EXERCISE INSTRUCTIONS> Give the data again, word for word.
------ GIVEN DATA
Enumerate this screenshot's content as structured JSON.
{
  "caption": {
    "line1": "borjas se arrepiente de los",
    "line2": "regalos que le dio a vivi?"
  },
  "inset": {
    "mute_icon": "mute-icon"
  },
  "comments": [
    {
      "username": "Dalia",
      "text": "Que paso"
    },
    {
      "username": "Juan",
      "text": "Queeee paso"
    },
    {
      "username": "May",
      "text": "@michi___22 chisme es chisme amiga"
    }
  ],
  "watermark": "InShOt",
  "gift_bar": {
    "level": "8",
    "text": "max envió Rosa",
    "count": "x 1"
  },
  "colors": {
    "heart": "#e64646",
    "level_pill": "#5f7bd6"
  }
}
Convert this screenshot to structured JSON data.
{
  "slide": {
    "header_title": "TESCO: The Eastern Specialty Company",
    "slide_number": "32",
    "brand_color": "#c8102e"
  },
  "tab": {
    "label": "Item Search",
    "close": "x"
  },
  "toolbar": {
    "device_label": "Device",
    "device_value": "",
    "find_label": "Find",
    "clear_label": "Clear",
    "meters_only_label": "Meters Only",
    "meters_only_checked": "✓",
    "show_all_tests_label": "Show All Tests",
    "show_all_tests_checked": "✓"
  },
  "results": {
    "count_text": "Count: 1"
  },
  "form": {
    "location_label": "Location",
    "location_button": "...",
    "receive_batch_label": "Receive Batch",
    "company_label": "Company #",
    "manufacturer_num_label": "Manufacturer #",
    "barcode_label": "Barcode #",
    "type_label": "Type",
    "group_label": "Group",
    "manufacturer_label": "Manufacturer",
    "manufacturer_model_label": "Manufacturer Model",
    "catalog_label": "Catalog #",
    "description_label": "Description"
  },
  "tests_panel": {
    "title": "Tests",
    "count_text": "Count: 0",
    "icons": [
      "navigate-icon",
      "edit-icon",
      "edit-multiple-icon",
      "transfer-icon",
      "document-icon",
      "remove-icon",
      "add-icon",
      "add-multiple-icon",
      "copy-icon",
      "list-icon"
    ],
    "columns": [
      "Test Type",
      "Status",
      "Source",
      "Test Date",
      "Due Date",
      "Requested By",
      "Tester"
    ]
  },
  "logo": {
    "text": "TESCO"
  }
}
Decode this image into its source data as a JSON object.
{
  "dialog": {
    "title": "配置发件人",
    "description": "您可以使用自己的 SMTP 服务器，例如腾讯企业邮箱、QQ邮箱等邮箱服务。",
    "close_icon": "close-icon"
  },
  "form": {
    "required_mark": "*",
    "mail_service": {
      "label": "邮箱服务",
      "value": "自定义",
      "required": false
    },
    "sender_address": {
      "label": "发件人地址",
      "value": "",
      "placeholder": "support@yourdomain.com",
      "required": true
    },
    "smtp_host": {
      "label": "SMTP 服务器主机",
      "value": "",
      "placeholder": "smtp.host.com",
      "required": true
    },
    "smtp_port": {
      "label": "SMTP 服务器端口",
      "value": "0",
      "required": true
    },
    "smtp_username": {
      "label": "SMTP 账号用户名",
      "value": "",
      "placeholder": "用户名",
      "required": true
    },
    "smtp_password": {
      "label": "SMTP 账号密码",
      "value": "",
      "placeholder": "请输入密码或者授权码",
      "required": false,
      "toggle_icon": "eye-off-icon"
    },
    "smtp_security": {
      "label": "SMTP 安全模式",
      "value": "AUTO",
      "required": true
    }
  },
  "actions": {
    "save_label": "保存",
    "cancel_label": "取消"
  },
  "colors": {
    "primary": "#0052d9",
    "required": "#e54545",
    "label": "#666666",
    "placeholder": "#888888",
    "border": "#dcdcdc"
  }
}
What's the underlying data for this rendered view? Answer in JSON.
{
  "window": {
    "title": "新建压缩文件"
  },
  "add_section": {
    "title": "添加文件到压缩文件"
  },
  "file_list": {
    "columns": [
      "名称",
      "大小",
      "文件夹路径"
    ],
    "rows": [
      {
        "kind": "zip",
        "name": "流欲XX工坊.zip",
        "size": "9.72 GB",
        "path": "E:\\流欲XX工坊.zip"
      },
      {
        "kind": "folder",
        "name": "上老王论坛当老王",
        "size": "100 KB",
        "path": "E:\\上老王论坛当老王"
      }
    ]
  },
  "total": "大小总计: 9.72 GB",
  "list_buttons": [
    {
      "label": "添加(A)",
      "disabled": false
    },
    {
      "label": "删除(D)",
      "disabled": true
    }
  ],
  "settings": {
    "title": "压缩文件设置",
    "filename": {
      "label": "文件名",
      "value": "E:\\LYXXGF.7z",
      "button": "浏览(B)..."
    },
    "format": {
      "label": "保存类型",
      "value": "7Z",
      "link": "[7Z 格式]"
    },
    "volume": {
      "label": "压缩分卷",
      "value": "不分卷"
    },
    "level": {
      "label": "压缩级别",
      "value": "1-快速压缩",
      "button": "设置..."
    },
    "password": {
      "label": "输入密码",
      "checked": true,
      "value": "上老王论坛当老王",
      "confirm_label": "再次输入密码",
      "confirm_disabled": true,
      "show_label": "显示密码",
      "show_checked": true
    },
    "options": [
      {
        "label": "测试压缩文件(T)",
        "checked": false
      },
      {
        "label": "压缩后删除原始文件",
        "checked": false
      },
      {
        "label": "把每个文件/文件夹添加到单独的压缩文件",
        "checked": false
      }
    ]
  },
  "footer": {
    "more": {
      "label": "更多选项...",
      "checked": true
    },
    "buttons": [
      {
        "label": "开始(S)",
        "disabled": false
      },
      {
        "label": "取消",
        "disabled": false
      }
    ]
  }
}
------------
WORKED SOLUTION>
Enumerate this screenshot's content as structured JSON.
{
  "caption": {
    "line1": "borjas se arrepiente de los",
    "line2": "regalos que le dio a vivi?"
  },
  "inset": {
    "mute_icon": "mute-icon"
  },
  "comments": [
    {
      "username": "Dalia",
      "text": "Que paso"
    },
    {
      "username": "Juan",
      "text": "Queeee paso"
    },
    {
      "username": "May",
      "text": "@michi___22 chisme es chisme amiga"
    }
  ],
  "watermark": "InShOt",
  "gift_bar": {
    "level": "8",
    "text": "max envió Rosa",
    "count": "x 1"
  },
  "colors": {
    "heart": "#e64646",
    "level_pill": "#5f7bd6"
  }
}
Convert this screenshot to structured JSON data.
{
  "slide": {
    "header_title": "TESCO: The Eastern Specialty Company",
    "slide_number": "32",
    "brand_color": "#c8102e"
  },
  "tab": {
    "label": "Item Search",
    "close": "x"
  },
  "toolbar": {
    "device_label": "Device",
    "device_value": "",
    "find_label": "Find",
    "clear_label": "Clear",
    "meters_only_label": "Meters Only",
    "meters_only_checked": "✓",
    "show_all_tests_label": "Show All Tests",
    "show_all_tests_checked": "✓"
  },
  "results": {
    "count_text": "Count: 1"
  },
  "form": {
    "location_label": "Location",
    "location_button": "...",
    "receive_batch_label": "Receive Batch",
    "company_label": "Company #",
    "manufacturer_num_label": "Manufacturer #",
    "barcode_label": "Barcode #",
    "type_label": "Type",
    "group_label": "Group",
    "manufacturer_label": "Manufacturer",
    "manufacturer_model_label": "Manufacturer Model",
    "catalog_label": "Catalog #",
    "description_label": "Description"
  },
  "tests_panel": {
    "title": "Tests",
    "count_text": "Count: 0",
    "icons": [
      "navigate-icon",
      "edit-icon",
      "edit-multiple-icon",
      "transfer-icon",
      "document-icon",
      "remove-icon",
      "add-icon",
      "add-multiple-icon",
      "copy-icon",
      "list-icon"
    ],
    "columns": [
      "Test Type",
      "Status",
      "Source",
      "Test Date",
      "Due Date",
      "Requested By",
      "Tester"
    ]
  },
  "logo": {
    "text": "TESCO"
  }
}
Decode this image into its source data as a JSON object.
{
  "dialog": {
    "title": "配置发件人",
    "description": "您可以使用自己的 SMTP 服务器，例如腾讯企业邮箱、QQ邮箱等邮箱服务。",
    "close_icon": "close-icon"
  },
  "form": {
    "required_mark": "*",
    "mail_service": {
      "label": "邮箱服务",
      "value": "自定义",
      "required": false
    },
    "sender_address": {
      "label": "发件人地址",
      "value": "",
      "placeholder": "support@yourdomain.com",
      "required": true
    },
    "smtp_host": {
      "label": "SMTP 服务器主机",
      "value": "",
      "placeholder": "smtp.host.com",
      "required": true
    },
    "smtp_port": {
      "label": "SMTP 服务器端口",
      "value": "0",
      "required": true
    },
    "smtp_username": {
      "label": "SMTP 账号用户名",
      "value": "",
      "placeholder": "用户名",
      "required": true
    },
    "smtp_password": {
      "label": "SMTP 账号密码",
      "value": "",
      "placeholder": "请输入密码或者授权码",
      "required": false,
      "toggle_icon": "eye-off-icon"
    },
    "smtp_security": {
      "label": "SMTP 安全模式",
      "value": "AUTO",
      "required": true
    }
  },
  "actions": {
    "save_label": "保存",
    "cancel_label": "取消"
  },
  "colors": {
    "primary": "#0052d9",
    "required": "#e54545",
    "label": "#666666",
    "placeholder": "#888888",
    "border": "#dcdcdc"
  }
}
What's the underlying data for this rendered view? Answer in JSON.
{
  "window": {
    "title": "新建压缩文件"
  },
  "add_section": {
    "title": "添加文件到压缩文件"
  },
  "file_list": {
    "columns": [
      "名称",
      "大小",
      "文件夹路径"
    ],
    "rows": [
      {
        "kind": "zip",
        "name": "流欲XX工坊.zip",
        "size": "9.72 GB",
        "path": "E:\\流欲XX工坊.zip"
      },
      {
        "kind": "folder",
        "name": "上老王论坛当老王",
        "size": "100 KB",
        "path": "E:\\上老王论坛当老王"
      }
    ]
  },
  "total": "大小总计: 9.72 GB",
  "list_buttons": [
    {
      "label": "添加(A)",
      "disabled": false
    },
    {
      "label": "删除(D)",
      "disabled": true
    }
  ],
  "settings": {
    "title": "压缩文件设置",
    "filename": {
      "label": "文件名",
      "value": "E:\\LYXXGF.7z",
      "button": "浏览(B)..."
    },
    "format": {
      "label": "保存类型",
      "value": "7Z",
      "link": "[7Z 格式]"
    },
    "volume": {
      "label": "压缩分卷",
      "value": "不分卷"
    },
    "level": {
      "label": "压缩级别",
      "value": "1-快速压缩",
      "button": "设置..."
    },
    "password": {
      "label": "输入密码",
      "checked": true,
      "value": "上老王论坛当老王",
      "confirm_label": "再次输入密码",
      "confirm_disabled": true,
      "show_label": "显示密码",
      "show_checked": true
    },
    "options": [
      {
        "label": "测试压缩文件(T)",
        "checked": false
      },
      {
        "label": "压缩后删除原始文件",
        "checked": false
      },
      {
        "label": "把每个文件/文件夹添加到单独的压缩文件",
        "checked": false
      }
    ]
  },
  "footer": {
    "more": {
      "label": "更多选项...",
      "checked": true
    },
    "buttons": [
      {
        "label": "开始(S)",
        "disabled": false
      },
      {
        "label": "取消",
        "disabled": false
      }
    ]
  }
}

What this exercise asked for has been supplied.